======== PROVIDED DATA ========
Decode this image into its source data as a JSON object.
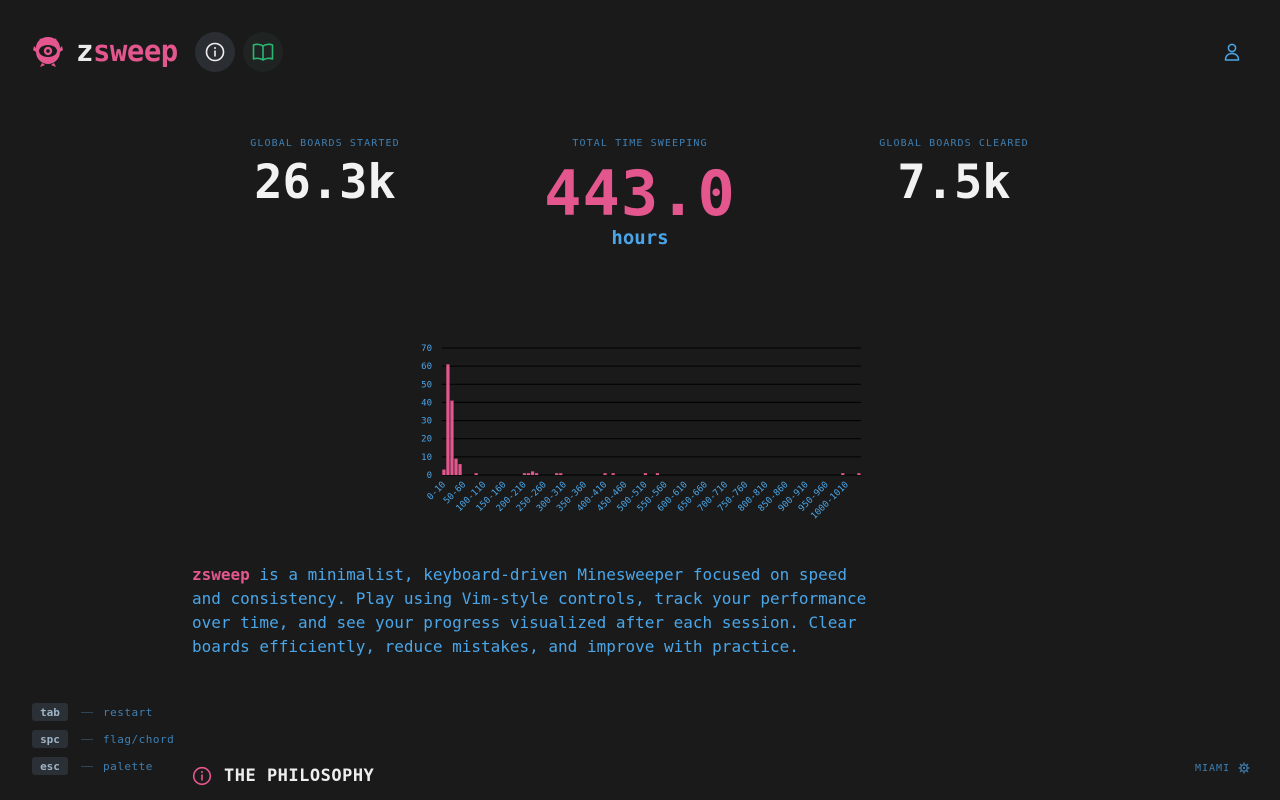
{
  "brand": {
    "z": "z",
    "sweep": "sweep"
  },
  "header": {
    "icons": {
      "mascot": "mascot-eye-icon",
      "info": "info-icon",
      "book": "book-icon",
      "user": "user-icon"
    }
  },
  "stats": {
    "left": {
      "label": "GLOBAL BOARDS STARTED",
      "value": "26.3k"
    },
    "center": {
      "label": "TOTAL TIME SWEEPING",
      "value": "443.0",
      "unit": "hours"
    },
    "right": {
      "label": "GLOBAL BOARDS CLEARED",
      "value": "7.5k"
    }
  },
  "chart_data": {
    "type": "bar",
    "ylim": [
      0,
      70
    ],
    "yticks": [
      0,
      10,
      20,
      30,
      40,
      50,
      60,
      70
    ],
    "grid": true,
    "bar_color": "#e4578e",
    "categories": [
      "0-10",
      "10-20",
      "20-30",
      "30-40",
      "40-50",
      "50-60",
      "60-70",
      "70-80",
      "80-90",
      "90-100",
      "100-110",
      "110-120",
      "120-130",
      "130-140",
      "140-150",
      "150-160",
      "160-170",
      "170-180",
      "180-190",
      "190-200",
      "200-210",
      "210-220",
      "220-230",
      "230-240",
      "240-250",
      "250-260",
      "260-270",
      "270-280",
      "280-290",
      "290-300",
      "300-310",
      "310-320",
      "320-330",
      "330-340",
      "340-350",
      "350-360",
      "360-370",
      "370-380",
      "380-390",
      "390-400",
      "400-410",
      "410-420",
      "420-430",
      "430-440",
      "440-450",
      "450-460",
      "460-470",
      "470-480",
      "480-490",
      "490-500",
      "500-510",
      "510-520",
      "520-530",
      "530-540",
      "540-550",
      "550-560",
      "560-570",
      "570-580",
      "580-590",
      "590-600",
      "600-610",
      "610-620",
      "620-630",
      "630-640",
      "640-650",
      "650-660",
      "660-670",
      "670-680",
      "680-690",
      "690-700",
      "700-710",
      "710-720",
      "720-730",
      "730-740",
      "740-750",
      "750-760",
      "760-770",
      "770-780",
      "780-790",
      "790-800",
      "800-810",
      "810-820",
      "820-830",
      "830-840",
      "840-850",
      "850-860",
      "860-870",
      "870-880",
      "880-890",
      "890-900",
      "900-910",
      "910-920",
      "920-930",
      "930-940",
      "940-950",
      "950-960",
      "960-970",
      "970-980",
      "980-990",
      "990-1000",
      "1000-1010",
      "1010-1020",
      "1020-1030",
      "1030-1040"
    ],
    "values": [
      3,
      61,
      41,
      9,
      6,
      0,
      0,
      0,
      1,
      0,
      0,
      0,
      0,
      0,
      0,
      0,
      0,
      0,
      0,
      0,
      1,
      1,
      2,
      1,
      0,
      0,
      0,
      0,
      1,
      1,
      0,
      0,
      0,
      0,
      0,
      0,
      0,
      0,
      0,
      0,
      1,
      0,
      1,
      0,
      0,
      0,
      0,
      0,
      0,
      0,
      1,
      0,
      0,
      1,
      0,
      0,
      0,
      0,
      0,
      0,
      0,
      0,
      0,
      0,
      0,
      0,
      0,
      0,
      0,
      0,
      0,
      0,
      0,
      0,
      0,
      0,
      0,
      0,
      0,
      0,
      0,
      0,
      0,
      0,
      0,
      0,
      0,
      0,
      0,
      0,
      0,
      0,
      0,
      0,
      0,
      0,
      0,
      0,
      0,
      1,
      0,
      0,
      0,
      1
    ],
    "xtick_labels": [
      "0-10",
      "50-60",
      "100-110",
      "150-160",
      "200-210",
      "250-260",
      "300-310",
      "350-360",
      "400-410",
      "450-460",
      "500-510",
      "550-560",
      "600-610",
      "650-660",
      "700-710",
      "750-760",
      "800-810",
      "850-860",
      "900-910",
      "950-960",
      "1000-1010"
    ]
  },
  "description": {
    "brand": "zsweep",
    "text": " is a minimalist, keyboard-driven Minesweeper focused on speed and consistency. Play using Vim-style controls, track your performance over time, and see your progress visualized after each session. Clear boards efficiently, reduce mistakes, and improve with practice."
  },
  "shortcuts": [
    {
      "key": "tab",
      "label": "restart"
    },
    {
      "key": "spc",
      "label": "flag/chord"
    },
    {
      "key": "esc",
      "label": "palette"
    }
  ],
  "philosophy": {
    "title": "THE PHILOSOPHY",
    "icon": "info-icon"
  },
  "location": {
    "label": "MIAMI",
    "icon": "gear-icon"
  }
}
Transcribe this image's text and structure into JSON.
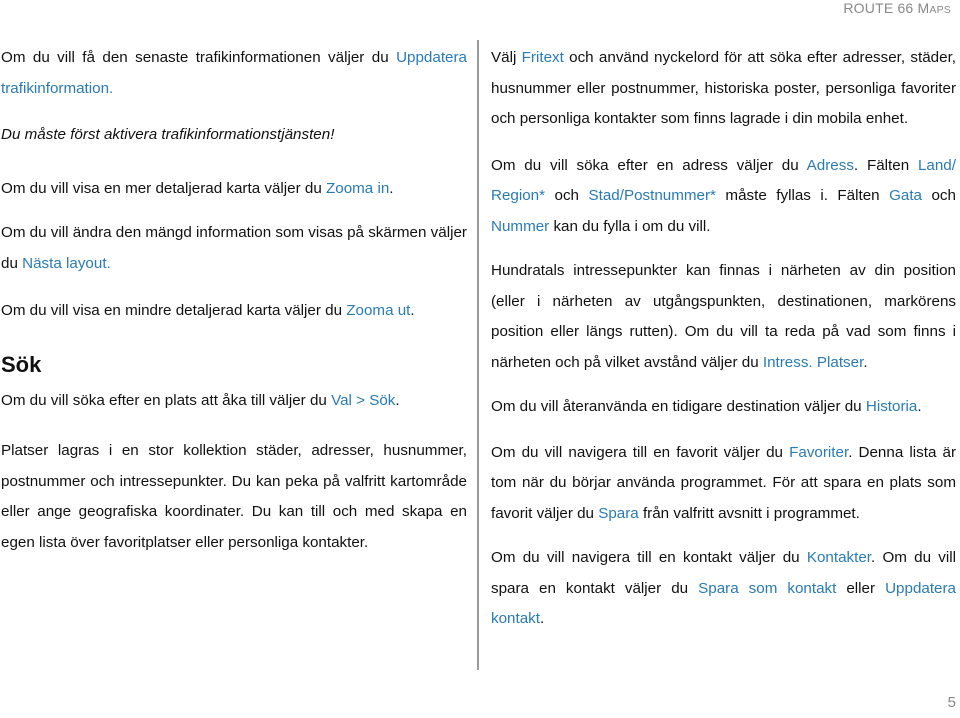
{
  "header": {
    "title_main": "ROUTE 66 M",
    "title_small": "APS"
  },
  "page_number": "5",
  "colors": {
    "link": "#2a7bb4",
    "text": "#111111",
    "muted": "#888888"
  },
  "left": {
    "p1": {
      "text": "Om du vill få den senaste trafikinformationen väljer du ",
      "link": "Uppdatera trafikinformation."
    },
    "p2": {
      "text": "Du måste först aktivera trafikinformationstjänsten!"
    },
    "p3": {
      "text": "Om du vill visa en mer detaljerad karta väljer du ",
      "link": "Zooma in",
      "after": "."
    },
    "p4": {
      "text": "Om du vill ändra den mängd information som visas på skärmen väljer du ",
      "link": "Nästa layout."
    },
    "p5": {
      "text": "Om du vill visa en mindre detaljerad karta väljer du ",
      "link": "Zooma ut",
      "after": "."
    },
    "heading": "Sök",
    "p6": {
      "text": "Om du vill söka efter en plats att åka till väljer du ",
      "link": "Val > Sök",
      "after": "."
    },
    "p7": {
      "text": "Platser lagras i en stor kollektion städer, adresser, husnummer, postnummer och intressepunkter. Du kan peka på valfritt kartområde eller ange geografiska koordinater. Du kan till och med skapa en egen lista över favoritplatser eller personliga kontakter."
    }
  },
  "right": {
    "p1": {
      "before": "Välj ",
      "link": "Fritext",
      "text": " och använd nyckelord för att söka efter adresser, städer, husnummer eller postnummer, historiska poster, personliga favoriter och personliga kontakter som finns lagrade i din mobila enhet."
    },
    "p2": {
      "t1": "Om du vill söka efter en adress väljer du ",
      "l1": "Adress",
      "t2": ". Fälten ",
      "l2": "Land/ Region*",
      "t3": " och ",
      "l3": "Stad/Postnummer*",
      "t4": " måste fyllas i. Fälten ",
      "l4": "Gata",
      "t5": " och ",
      "l5": "Nummer",
      "t6": " kan du fylla i om du vill."
    },
    "p3": {
      "text": "Hundratals intressepunkter kan finnas i närheten av din position (eller i närheten av utgångspunkten, destinationen, markörens position eller längs rutten). Om du vill ta reda på vad som finns i närheten och på vilket avstånd väljer du ",
      "link": "Intress. Platser",
      "after": "."
    },
    "p4": {
      "text": "Om du vill återanvända en tidigare destination väljer du ",
      "link": "Historia",
      "after": "."
    },
    "p5": {
      "text": "Om du vill navigera till en favorit väljer du ",
      "link": "Favoriter",
      "t2": ". Denna lista är tom när du börjar använda programmet. För att spara en plats som favorit väljer du ",
      "l2": "Spara",
      "t3": " från valfritt avsnitt i programmet."
    },
    "p6": {
      "text": "Om du vill navigera till en kontakt väljer du ",
      "link": "Kontakter",
      "t2": ". Om du vill spara en kontakt väljer du ",
      "l2": "Spara som kontakt",
      "t3": " eller ",
      "l3": "Uppdatera kontakt",
      "after": "."
    }
  }
}
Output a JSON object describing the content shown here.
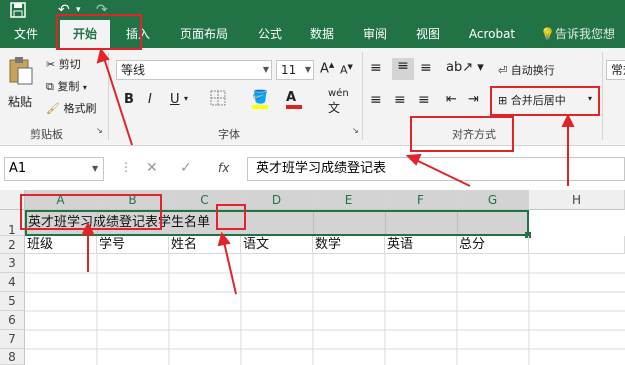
{
  "qat": {
    "save_icon": "save-icon",
    "undo_icon": "undo-icon",
    "redo_icon": "redo-icon"
  },
  "tabs": [
    "文件",
    "开始",
    "插入",
    "页面布局",
    "公式",
    "数据",
    "审阅",
    "视图",
    "Acrobat"
  ],
  "tell_me": "告诉我您想",
  "ribbon": {
    "paste": "粘贴",
    "cut": "剪切",
    "copy": "复制",
    "format_painter": "格式刷",
    "clipboard_group": "剪贴板",
    "font_name": "等线",
    "font_size": "11",
    "bold": "B",
    "italic": "I",
    "underline": "U",
    "wen": "wén",
    "font_group": "字体",
    "wrap_text": "自动换行",
    "merge_center": "合并后居中",
    "align_group": "对齐方式",
    "number_format": "常规"
  },
  "formula_bar": {
    "name_box": "A1",
    "fx": "fx",
    "content": "英才班学习成绩登记表"
  },
  "columns": [
    "A",
    "B",
    "C",
    "D",
    "E",
    "F",
    "G",
    "H"
  ],
  "rows": [
    "1",
    "2",
    "3",
    "4",
    "5",
    "6",
    "7",
    "8"
  ],
  "cells": {
    "a1": "英才班学习成绩登记表学生名单",
    "row2": [
      "班级",
      "学号",
      "姓名",
      "语文",
      "数学",
      "英语",
      "总分"
    ]
  }
}
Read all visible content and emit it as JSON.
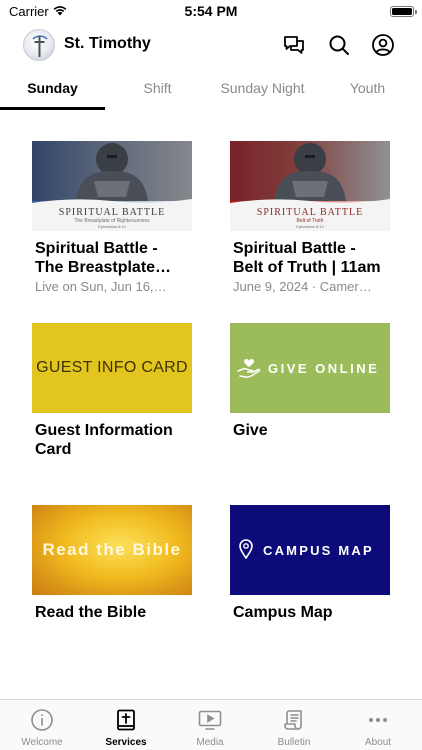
{
  "status_bar": {
    "carrier": "Carrier",
    "time": "5:54 PM"
  },
  "header": {
    "church_name": "St. Timothy",
    "icons": {
      "chat": "chat-bubbles-icon",
      "search": "search-icon",
      "profile": "profile-icon"
    }
  },
  "tabs": [
    {
      "label": "Sunday",
      "active": true
    },
    {
      "label": "Shift",
      "active": false
    },
    {
      "label": "Sunday Night",
      "active": false
    },
    {
      "label": "Youth",
      "active": false
    }
  ],
  "cards": [
    {
      "title_line1": "Spiritual Battle -",
      "title_line2": "The Breastplate…",
      "subtitle": "Live on Sun, Jun 16,…",
      "image_title": "SPIRITUAL BATTLE",
      "image_subtitle": "The Breastplate of Righteousness",
      "image_ref": "Ephesians 6:14"
    },
    {
      "title_line1": "Spiritual Battle -",
      "title_line2": "Belt of Truth | 11am",
      "subtitle": "June 9, 2024 · Camer…",
      "image_title": "SPIRITUAL BATTLE",
      "image_subtitle": "Belt of Truth",
      "image_ref": "Ephesians 6:14"
    },
    {
      "title_line1": "Guest Information",
      "title_line2": "Card",
      "image_text": "GUEST INFO CARD",
      "image_color": "#e3c51f"
    },
    {
      "title_line1": "Give",
      "image_text": "GIVE ONLINE",
      "image_color": "#9cbc5b"
    },
    {
      "title_line1": "Read the Bible",
      "image_text": "Read the Bible",
      "image_color": "#e0a418"
    },
    {
      "title_line1": "Campus Map",
      "image_text": "CAMPUS MAP",
      "image_color": "#0d0a7a"
    }
  ],
  "bottom_nav": [
    {
      "label": "Welcome",
      "icon": "info-circle-icon",
      "active": false
    },
    {
      "label": "Services",
      "icon": "bible-cross-icon",
      "active": true
    },
    {
      "label": "Media",
      "icon": "play-screen-icon",
      "active": false
    },
    {
      "label": "Bulletin",
      "icon": "scroll-icon",
      "active": false
    },
    {
      "label": "About",
      "icon": "more-dots-icon",
      "active": false
    }
  ]
}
========
### STATED PROBLEM
Your answer should be a single number: the count of lines containing the word "this".

### WRITTEN ANSWER
2